▸ **WHAT YOU HAVE TO DO**
Give every line from the entries that contains "JSON".

## BEGIN

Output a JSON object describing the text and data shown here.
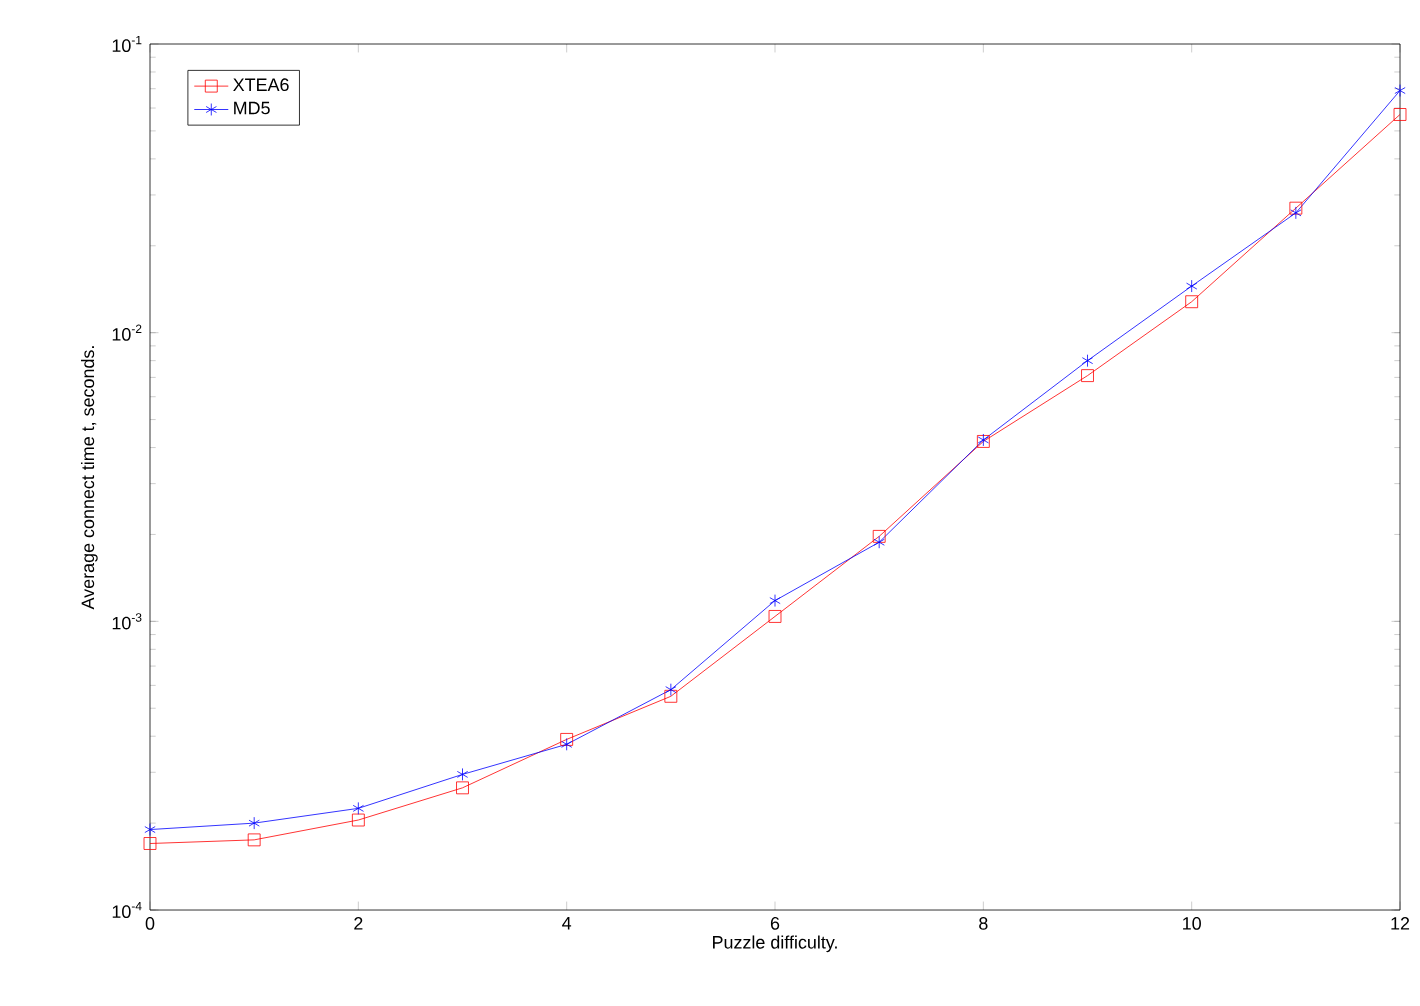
{
  "chart_data": {
    "type": "line",
    "xlabel": "Puzzle difficulty.",
    "ylabel": "Average connect time t, seconds.",
    "log": "y",
    "grid": false,
    "legend": "top left",
    "line_style": "solid",
    "x": [
      0,
      1,
      2,
      3,
      4,
      5,
      6,
      7,
      8,
      9,
      10,
      11,
      12
    ],
    "xlim": [
      0,
      12
    ],
    "xticks": [
      0,
      2,
      4,
      6,
      8,
      10,
      12
    ],
    "ylim": [
      0.0001,
      0.1
    ],
    "yticks": [
      {
        "value": 0.0001,
        "label": "10$^{-4}$"
      },
      {
        "value": 0.001,
        "label": "10$^{-3}$"
      },
      {
        "value": 0.01,
        "label": "10$^{-2}$"
      },
      {
        "value": 0.1,
        "label": "10$^{-1}$"
      }
    ],
    "series": [
      {
        "name": "XTEA6",
        "color": "#ff0000",
        "marker": "square",
        "values": [
          0.00017,
          0.000175,
          0.000205,
          0.000265,
          0.00039,
          0.00055,
          0.00104,
          0.00197,
          0.0042,
          0.0071,
          0.0128,
          0.027,
          0.057
        ]
      },
      {
        "name": "MD5",
        "color": "#0000ff",
        "marker": "cross",
        "values": [
          0.00019,
          0.0002,
          0.000225,
          0.000295,
          0.000375,
          0.00058,
          0.00118,
          0.00188,
          0.00425,
          0.008,
          0.0145,
          0.026,
          0.069
        ]
      }
    ]
  }
}
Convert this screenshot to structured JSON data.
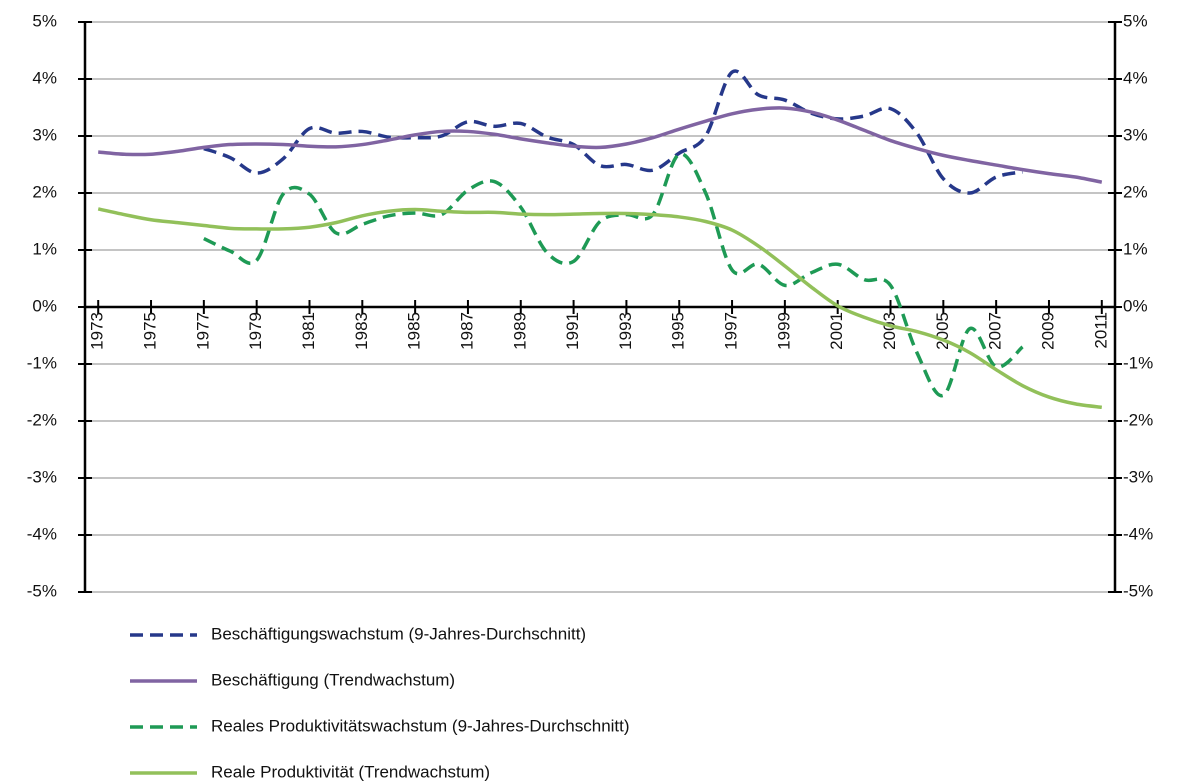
{
  "chart_data": {
    "type": "line",
    "x": [
      1973,
      1974,
      1975,
      1976,
      1977,
      1978,
      1979,
      1980,
      1981,
      1982,
      1983,
      1984,
      1985,
      1986,
      1987,
      1988,
      1989,
      1990,
      1991,
      1992,
      1993,
      1994,
      1995,
      1996,
      1997,
      1998,
      1999,
      2000,
      2001,
      2002,
      2003,
      2004,
      2005,
      2006,
      2007,
      2008,
      2009,
      2010,
      2011
    ],
    "xlim": [
      1972.5,
      2011.5
    ],
    "xticks": [
      1973,
      1975,
      1977,
      1979,
      1981,
      1983,
      1985,
      1987,
      1989,
      1991,
      1993,
      1995,
      1997,
      1999,
      2001,
      2003,
      2005,
      2007,
      2009,
      2011
    ],
    "ylim": [
      -5,
      5
    ],
    "yticks": [
      {
        "value": -5,
        "label": "-5%"
      },
      {
        "value": -4,
        "label": "-4%"
      },
      {
        "value": -3,
        "label": "-3%"
      },
      {
        "value": -2,
        "label": "-2%"
      },
      {
        "value": -1,
        "label": "-1%"
      },
      {
        "value": 0,
        "label": "0%"
      },
      {
        "value": 1,
        "label": "1%"
      },
      {
        "value": 2,
        "label": "2%"
      },
      {
        "value": 3,
        "label": "3%"
      },
      {
        "value": 4,
        "label": "4%"
      },
      {
        "value": 5,
        "label": "5%"
      }
    ],
    "y2lim": [
      -5,
      5
    ],
    "y2ticks": [
      {
        "value": -5,
        "label": "-5%"
      },
      {
        "value": -4,
        "label": "-4%"
      },
      {
        "value": -3,
        "label": "-3%"
      },
      {
        "value": -2,
        "label": "-2%"
      },
      {
        "value": -1,
        "label": "-1%"
      },
      {
        "value": 0,
        "label": "0%"
      },
      {
        "value": 1,
        "label": "1%"
      },
      {
        "value": 2,
        "label": "2%"
      },
      {
        "value": 3,
        "label": "3%"
      },
      {
        "value": 4,
        "label": "4%"
      },
      {
        "value": 5,
        "label": "5%"
      }
    ],
    "grid": true,
    "legend": "bottom",
    "series": [
      {
        "name": "Beschäftigungswachstum (9-Jahres-Durchschnitt)",
        "color": "#26388a",
        "dashed": true,
        "values": [
          null,
          null,
          null,
          null,
          2.78,
          2.62,
          2.35,
          2.6,
          3.13,
          3.05,
          3.08,
          2.98,
          2.97,
          3.0,
          3.25,
          3.17,
          3.22,
          2.98,
          2.85,
          2.48,
          2.5,
          2.4,
          2.7,
          3.0,
          4.12,
          3.72,
          3.63,
          3.4,
          3.3,
          3.35,
          3.48,
          3.05,
          2.25,
          2.0,
          2.28,
          2.37,
          null,
          null,
          null
        ]
      },
      {
        "name": "Beschäftigung (Trendwachstum)",
        "color": "#8064a2",
        "dashed": false,
        "values": [
          2.72,
          2.68,
          2.68,
          2.73,
          2.8,
          2.85,
          2.86,
          2.85,
          2.82,
          2.81,
          2.85,
          2.93,
          3.02,
          3.08,
          3.08,
          3.03,
          2.95,
          2.88,
          2.82,
          2.8,
          2.86,
          2.97,
          3.12,
          3.26,
          3.39,
          3.47,
          3.49,
          3.42,
          3.28,
          3.1,
          2.92,
          2.78,
          2.66,
          2.57,
          2.49,
          2.41,
          2.34,
          2.28,
          2.19
        ]
      },
      {
        "name": "Reales Produktivitätswachstum (9-Jahres-Durchschnitt)",
        "color": "#1e9a55",
        "dashed": true,
        "values": [
          null,
          null,
          null,
          null,
          1.2,
          0.98,
          0.82,
          1.98,
          1.98,
          1.3,
          1.45,
          1.6,
          1.65,
          1.62,
          2.05,
          2.2,
          1.75,
          0.95,
          0.8,
          1.5,
          1.62,
          1.62,
          2.68,
          2.0,
          0.65,
          0.75,
          0.38,
          0.6,
          0.75,
          0.48,
          0.38,
          -0.8,
          -1.55,
          -0.38,
          -1.05,
          -0.7,
          null,
          null,
          null
        ]
      },
      {
        "name": "Reale Produktivität (Trendwachstum)",
        "color": "#92c05a",
        "dashed": false,
        "values": [
          1.72,
          1.62,
          1.53,
          1.48,
          1.43,
          1.38,
          1.37,
          1.37,
          1.4,
          1.48,
          1.6,
          1.68,
          1.71,
          1.68,
          1.66,
          1.66,
          1.63,
          1.62,
          1.63,
          1.64,
          1.64,
          1.62,
          1.58,
          1.5,
          1.35,
          1.07,
          0.72,
          0.35,
          0.02,
          -0.18,
          -0.33,
          -0.43,
          -0.58,
          -0.8,
          -1.1,
          -1.38,
          -1.58,
          -1.7,
          -1.76
        ]
      }
    ]
  }
}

## END

▸ **FINISHED EXERCISE**
Output a JSON object describing the text and data shown here.
Convert this screenshot to structured JSON data.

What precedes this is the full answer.